■ Dataset excerpts ■

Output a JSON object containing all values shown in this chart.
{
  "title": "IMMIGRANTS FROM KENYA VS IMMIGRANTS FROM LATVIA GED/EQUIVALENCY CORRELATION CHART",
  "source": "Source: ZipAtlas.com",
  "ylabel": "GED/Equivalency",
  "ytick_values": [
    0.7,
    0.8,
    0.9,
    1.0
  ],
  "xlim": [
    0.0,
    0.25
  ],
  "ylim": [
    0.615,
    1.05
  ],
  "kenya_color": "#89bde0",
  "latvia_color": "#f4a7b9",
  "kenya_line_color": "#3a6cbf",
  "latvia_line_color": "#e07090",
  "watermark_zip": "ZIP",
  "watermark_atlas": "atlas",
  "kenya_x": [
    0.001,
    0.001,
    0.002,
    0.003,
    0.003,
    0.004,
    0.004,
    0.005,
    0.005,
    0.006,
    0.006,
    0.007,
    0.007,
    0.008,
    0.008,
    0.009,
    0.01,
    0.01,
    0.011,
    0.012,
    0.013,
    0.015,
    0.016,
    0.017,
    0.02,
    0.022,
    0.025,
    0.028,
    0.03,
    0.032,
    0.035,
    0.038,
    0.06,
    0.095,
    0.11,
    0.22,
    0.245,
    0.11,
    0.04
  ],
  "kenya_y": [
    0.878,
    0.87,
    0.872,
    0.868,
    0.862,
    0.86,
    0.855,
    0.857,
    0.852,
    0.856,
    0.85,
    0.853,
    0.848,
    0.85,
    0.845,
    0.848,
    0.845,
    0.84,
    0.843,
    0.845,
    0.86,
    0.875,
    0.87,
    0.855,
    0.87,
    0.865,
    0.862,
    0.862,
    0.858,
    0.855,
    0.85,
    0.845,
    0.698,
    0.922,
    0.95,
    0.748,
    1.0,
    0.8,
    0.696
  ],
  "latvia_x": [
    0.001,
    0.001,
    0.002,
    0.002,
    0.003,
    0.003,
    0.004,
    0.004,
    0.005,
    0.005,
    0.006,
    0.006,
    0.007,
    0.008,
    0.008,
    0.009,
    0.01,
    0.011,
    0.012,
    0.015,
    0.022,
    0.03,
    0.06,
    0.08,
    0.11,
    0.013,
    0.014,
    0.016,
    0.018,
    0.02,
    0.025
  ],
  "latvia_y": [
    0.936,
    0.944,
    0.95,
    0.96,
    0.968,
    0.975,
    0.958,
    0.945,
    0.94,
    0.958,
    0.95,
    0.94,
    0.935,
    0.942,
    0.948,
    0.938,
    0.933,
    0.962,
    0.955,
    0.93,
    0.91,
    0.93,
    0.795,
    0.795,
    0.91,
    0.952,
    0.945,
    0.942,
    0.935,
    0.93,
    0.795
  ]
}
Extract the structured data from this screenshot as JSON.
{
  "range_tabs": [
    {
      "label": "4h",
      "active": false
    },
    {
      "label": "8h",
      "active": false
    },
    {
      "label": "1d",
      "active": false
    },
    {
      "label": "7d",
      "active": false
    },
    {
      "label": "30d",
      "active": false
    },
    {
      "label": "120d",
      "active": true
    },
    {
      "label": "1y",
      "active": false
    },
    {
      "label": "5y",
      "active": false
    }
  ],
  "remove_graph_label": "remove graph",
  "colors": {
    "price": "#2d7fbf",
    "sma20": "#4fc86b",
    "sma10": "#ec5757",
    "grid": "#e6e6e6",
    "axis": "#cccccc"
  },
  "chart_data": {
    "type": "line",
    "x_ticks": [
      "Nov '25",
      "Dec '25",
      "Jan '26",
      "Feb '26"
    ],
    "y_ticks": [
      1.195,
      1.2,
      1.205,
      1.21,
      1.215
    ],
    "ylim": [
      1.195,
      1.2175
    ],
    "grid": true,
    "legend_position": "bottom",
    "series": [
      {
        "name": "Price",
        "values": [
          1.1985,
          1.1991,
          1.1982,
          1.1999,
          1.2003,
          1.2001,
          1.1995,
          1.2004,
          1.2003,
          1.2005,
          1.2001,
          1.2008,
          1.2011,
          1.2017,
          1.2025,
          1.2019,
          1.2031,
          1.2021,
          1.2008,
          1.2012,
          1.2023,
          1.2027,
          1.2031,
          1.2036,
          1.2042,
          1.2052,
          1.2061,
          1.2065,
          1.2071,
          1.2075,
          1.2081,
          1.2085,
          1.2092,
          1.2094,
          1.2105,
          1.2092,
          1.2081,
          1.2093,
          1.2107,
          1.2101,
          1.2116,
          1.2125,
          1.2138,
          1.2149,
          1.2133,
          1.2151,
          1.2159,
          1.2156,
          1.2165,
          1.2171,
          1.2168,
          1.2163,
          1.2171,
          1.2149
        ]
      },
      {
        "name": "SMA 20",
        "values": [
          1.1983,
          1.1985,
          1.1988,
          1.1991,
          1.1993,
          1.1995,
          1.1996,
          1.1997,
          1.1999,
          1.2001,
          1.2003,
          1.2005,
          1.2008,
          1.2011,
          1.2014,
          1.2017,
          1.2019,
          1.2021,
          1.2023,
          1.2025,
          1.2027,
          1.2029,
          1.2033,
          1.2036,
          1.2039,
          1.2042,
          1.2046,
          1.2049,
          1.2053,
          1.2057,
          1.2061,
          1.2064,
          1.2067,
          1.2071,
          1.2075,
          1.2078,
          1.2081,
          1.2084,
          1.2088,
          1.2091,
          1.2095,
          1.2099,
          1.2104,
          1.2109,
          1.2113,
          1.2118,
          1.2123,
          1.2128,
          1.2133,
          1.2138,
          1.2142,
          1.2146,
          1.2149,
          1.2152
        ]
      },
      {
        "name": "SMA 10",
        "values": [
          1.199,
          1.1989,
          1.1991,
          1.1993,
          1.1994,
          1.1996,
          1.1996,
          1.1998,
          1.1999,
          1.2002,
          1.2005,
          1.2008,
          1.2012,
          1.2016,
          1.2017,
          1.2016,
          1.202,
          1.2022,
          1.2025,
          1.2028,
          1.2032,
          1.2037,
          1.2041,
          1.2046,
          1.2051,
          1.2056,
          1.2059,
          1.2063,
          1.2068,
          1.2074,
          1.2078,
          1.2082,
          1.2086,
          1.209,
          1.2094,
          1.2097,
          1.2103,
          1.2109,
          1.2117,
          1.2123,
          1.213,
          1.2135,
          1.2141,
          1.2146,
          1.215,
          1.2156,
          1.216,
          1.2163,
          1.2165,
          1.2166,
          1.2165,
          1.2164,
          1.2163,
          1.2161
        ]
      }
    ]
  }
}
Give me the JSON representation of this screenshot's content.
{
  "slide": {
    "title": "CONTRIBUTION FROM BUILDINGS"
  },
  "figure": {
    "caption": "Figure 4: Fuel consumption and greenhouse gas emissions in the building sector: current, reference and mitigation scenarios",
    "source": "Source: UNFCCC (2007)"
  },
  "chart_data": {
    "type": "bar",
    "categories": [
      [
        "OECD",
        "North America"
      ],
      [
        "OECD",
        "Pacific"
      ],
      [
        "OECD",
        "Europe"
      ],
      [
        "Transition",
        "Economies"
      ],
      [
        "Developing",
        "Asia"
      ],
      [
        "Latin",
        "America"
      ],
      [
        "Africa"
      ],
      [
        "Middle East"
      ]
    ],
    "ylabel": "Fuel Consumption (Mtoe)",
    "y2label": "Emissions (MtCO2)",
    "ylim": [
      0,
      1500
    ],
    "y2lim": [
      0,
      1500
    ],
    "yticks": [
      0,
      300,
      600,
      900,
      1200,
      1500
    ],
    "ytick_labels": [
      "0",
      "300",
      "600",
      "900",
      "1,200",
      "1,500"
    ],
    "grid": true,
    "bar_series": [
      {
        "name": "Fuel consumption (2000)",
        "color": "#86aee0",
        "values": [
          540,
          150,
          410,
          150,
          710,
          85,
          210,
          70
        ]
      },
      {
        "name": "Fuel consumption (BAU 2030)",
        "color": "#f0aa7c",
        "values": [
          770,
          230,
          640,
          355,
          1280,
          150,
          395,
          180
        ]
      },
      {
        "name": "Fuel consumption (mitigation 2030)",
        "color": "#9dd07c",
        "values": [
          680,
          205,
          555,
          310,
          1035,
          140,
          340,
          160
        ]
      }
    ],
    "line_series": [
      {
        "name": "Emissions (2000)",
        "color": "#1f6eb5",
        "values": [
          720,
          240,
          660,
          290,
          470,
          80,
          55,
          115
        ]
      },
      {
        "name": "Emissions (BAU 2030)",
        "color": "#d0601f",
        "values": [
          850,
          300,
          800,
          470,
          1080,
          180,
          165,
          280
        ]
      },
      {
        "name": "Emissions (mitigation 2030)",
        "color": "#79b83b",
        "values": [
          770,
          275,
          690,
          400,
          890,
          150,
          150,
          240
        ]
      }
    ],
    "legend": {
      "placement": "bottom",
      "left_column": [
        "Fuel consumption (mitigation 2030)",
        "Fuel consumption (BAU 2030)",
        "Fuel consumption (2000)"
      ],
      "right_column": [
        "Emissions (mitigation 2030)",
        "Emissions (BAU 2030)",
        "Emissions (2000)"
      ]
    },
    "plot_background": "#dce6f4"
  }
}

■ Task to complete ■
Sift through the entries and copy every line with "screenshot".

■ Output for this exercise ■
Extract the structured data from this screenshot as JSON.
Give me the JSON representation of this screenshot's content.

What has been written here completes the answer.